→ WORK REQUIRED
Provide an exact copy of the data, excluding the images.

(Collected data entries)

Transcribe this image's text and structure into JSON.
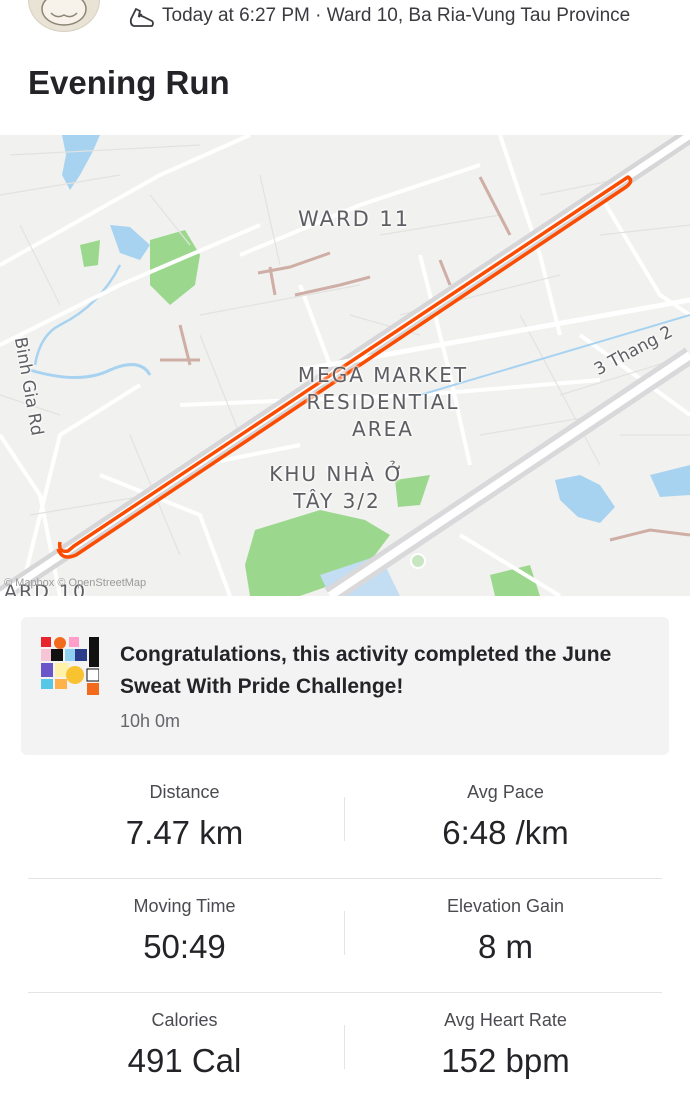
{
  "activity": {
    "meta": "Today at 6:27 PM · Ward 10, Ba Ria-Vung Tau Province",
    "title": "Evening Run",
    "type_icon": "running-shoe-icon"
  },
  "map": {
    "labels": {
      "ward11": "WARD 11",
      "area_line1": "MEGA MARKET",
      "area_line2": "RESIDENTIAL",
      "area_line3": "AREA",
      "khu_line1": "KHU NHÀ Ở",
      "khu_line2": "TÂY 3/2",
      "binh_gia": "Binh Gia Rd",
      "thang": "3 Thang 2",
      "ward10": "ARD 10"
    },
    "attribution": "© Mapbox © OpenStreetMap",
    "route_color": "#fc4c02"
  },
  "challenge": {
    "text": "Congratulations, this activity completed the June Sweat With Pride Challenge!",
    "time": "10h 0m"
  },
  "stats": [
    {
      "left": {
        "label": "Distance",
        "value": "7.47 km"
      },
      "right": {
        "label": "Avg Pace",
        "value": "6:48 /km"
      }
    },
    {
      "left": {
        "label": "Moving Time",
        "value": "50:49"
      },
      "right": {
        "label": "Elevation Gain",
        "value": "8 m"
      }
    },
    {
      "left": {
        "label": "Calories",
        "value": "491 Cal"
      },
      "right": {
        "label": "Avg Heart Rate",
        "value": "152 bpm"
      }
    }
  ]
}
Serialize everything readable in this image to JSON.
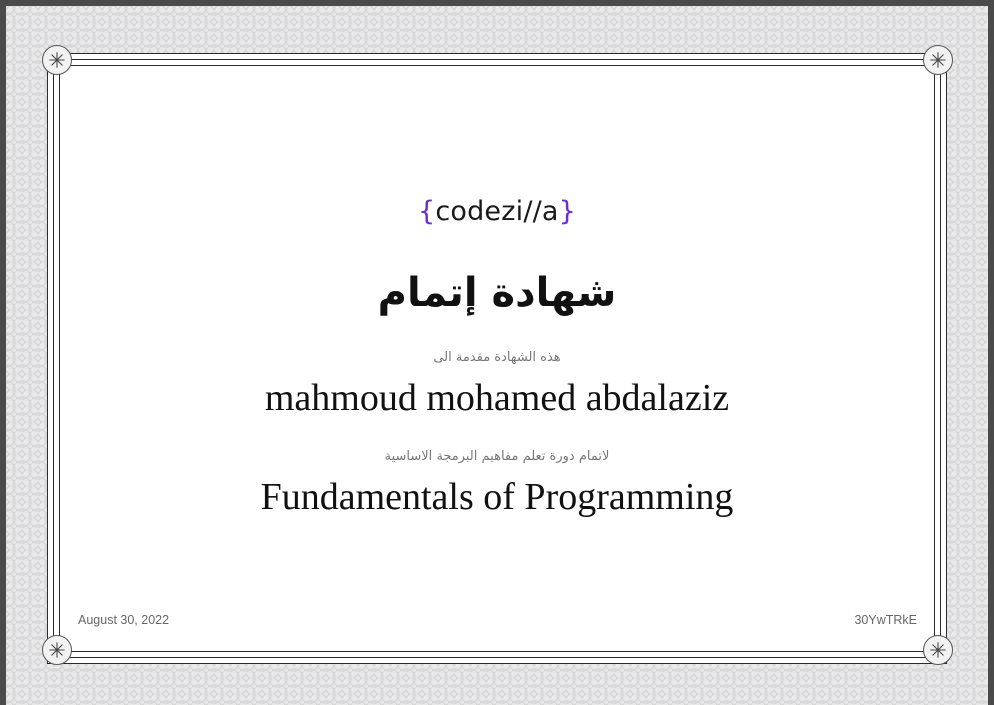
{
  "certificate": {
    "logo": {
      "open_brace": "{",
      "text": "codezi//a",
      "close_brace": "}"
    },
    "title": "شهادة إتمام",
    "presented_to_label": "هذه الشهادة مقدمة الى",
    "recipient_name": "mahmoud mohamed abdalaziz",
    "completion_label": "لاتمام دورة تعلم مفاهيم البرمجة الاساسية",
    "course_name": "Fundamentals of Programming",
    "date": "August 30, 2022",
    "certificate_id": "30YwTRkE"
  },
  "colors": {
    "brand_brace": "#6c2bd9",
    "frame": "#2a2a2a",
    "background_pattern": "#e9e9ea"
  },
  "icons": {
    "corner": "asterisk-ornament-icon"
  }
}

→ RESULT
Transcribe this image's text and structure into JSON.
{
  "activity": {
    "meta": "Today at 6:27 PM · Ward 10, Ba Ria-Vung Tau Province",
    "title": "Evening Run",
    "type_icon": "running-shoe-icon"
  },
  "map": {
    "labels": {
      "ward11": "WARD 11",
      "area_line1": "MEGA MARKET",
      "area_line2": "RESIDENTIAL",
      "area_line3": "AREA",
      "khu_line1": "KHU NHÀ Ở",
      "khu_line2": "TÂY 3/2",
      "binh_gia": "Binh Gia Rd",
      "thang": "3 Thang 2",
      "ward10": "ARD 10"
    },
    "attribution": "© Mapbox © OpenStreetMap",
    "route_color": "#fc4c02"
  },
  "challenge": {
    "text": "Congratulations, this activity completed the June Sweat With Pride Challenge!",
    "time": "10h 0m"
  },
  "stats": [
    {
      "left": {
        "label": "Distance",
        "value": "7.47 km"
      },
      "right": {
        "label": "Avg Pace",
        "value": "6:48 /km"
      }
    },
    {
      "left": {
        "label": "Moving Time",
        "value": "50:49"
      },
      "right": {
        "label": "Elevation Gain",
        "value": "8 m"
      }
    },
    {
      "left": {
        "label": "Calories",
        "value": "491 Cal"
      },
      "right": {
        "label": "Avg Heart Rate",
        "value": "152 bpm"
      }
    }
  ]
}
Serialize everything readable in this image to JSON.
{
  "certificate": {
    "logo": {
      "open_brace": "{",
      "text": "codezi//a",
      "close_brace": "}"
    },
    "title": "شهادة إتمام",
    "presented_to_label": "هذه الشهادة مقدمة الى",
    "recipient_name": "mahmoud mohamed abdalaziz",
    "completion_label": "لاتمام دورة تعلم مفاهيم البرمجة الاساسية",
    "course_name": "Fundamentals of Programming",
    "date": "August 30, 2022",
    "certificate_id": "30YwTRkE"
  },
  "colors": {
    "brand_brace": "#6c2bd9",
    "frame": "#2a2a2a",
    "background_pattern": "#e9e9ea"
  },
  "icons": {
    "corner": "asterisk-ornament-icon"
  }
}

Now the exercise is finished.